DESCRIPTION OF THE TASK
Among the lines below, count those with "Amaya". Give the total alone.

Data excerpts
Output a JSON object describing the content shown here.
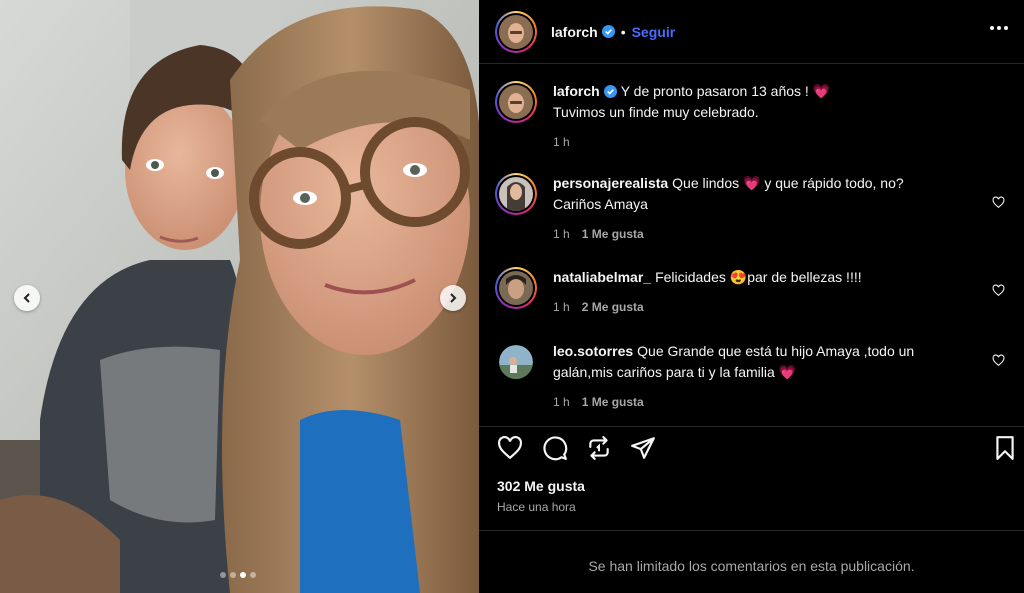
{
  "post": {
    "username": "laforch",
    "follow_label": "Seguir",
    "caption_line1": "Y de pronto pasaron 13 años !",
    "caption_line2": "Tuvimos un finde muy celebrado.",
    "caption_time": "1 h",
    "likes": "302 Me gusta",
    "posted": "Hace una hora",
    "comments_limited": "Se han limitado los comentarios en esta publicación."
  },
  "carousel": {
    "total_images": 4,
    "active_index": 3
  },
  "comments": [
    {
      "username": "personajerealista",
      "text_a": "Que lindos",
      "emoji_a": "💗",
      "text_b": "y que rápido todo, no?",
      "text_c": "Cariños Amaya",
      "time": "1 h",
      "likes": "1 Me gusta"
    },
    {
      "username": "nataliabelmar_",
      "text_a": "Felicidades",
      "emoji_a": "😍",
      "text_b": "par de bellezas !!!!",
      "time": "1 h",
      "likes": "2 Me gusta"
    },
    {
      "username": "leo.sotorres",
      "text_a": "Que Grande que está tu hijo Amaya ,todo un",
      "text_b": "galán,mis cariños para ti y la familia",
      "emoji_b": "💗",
      "time": "1 h",
      "likes": "1 Me gusta"
    }
  ],
  "icons": {
    "verified": "verified-badge-icon",
    "more": "more-options-icon",
    "heart": "heart-icon",
    "comment": "comment-icon",
    "share": "share-icon",
    "repost": "repost-icon",
    "bookmark": "bookmark-icon"
  },
  "colors": {
    "accent": "#4a6bff",
    "background": "#000000",
    "text": "#f5f5f5",
    "muted": "#a8a8a8",
    "heart_emoji": "#ff3b7a"
  }
}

SOLUTION
2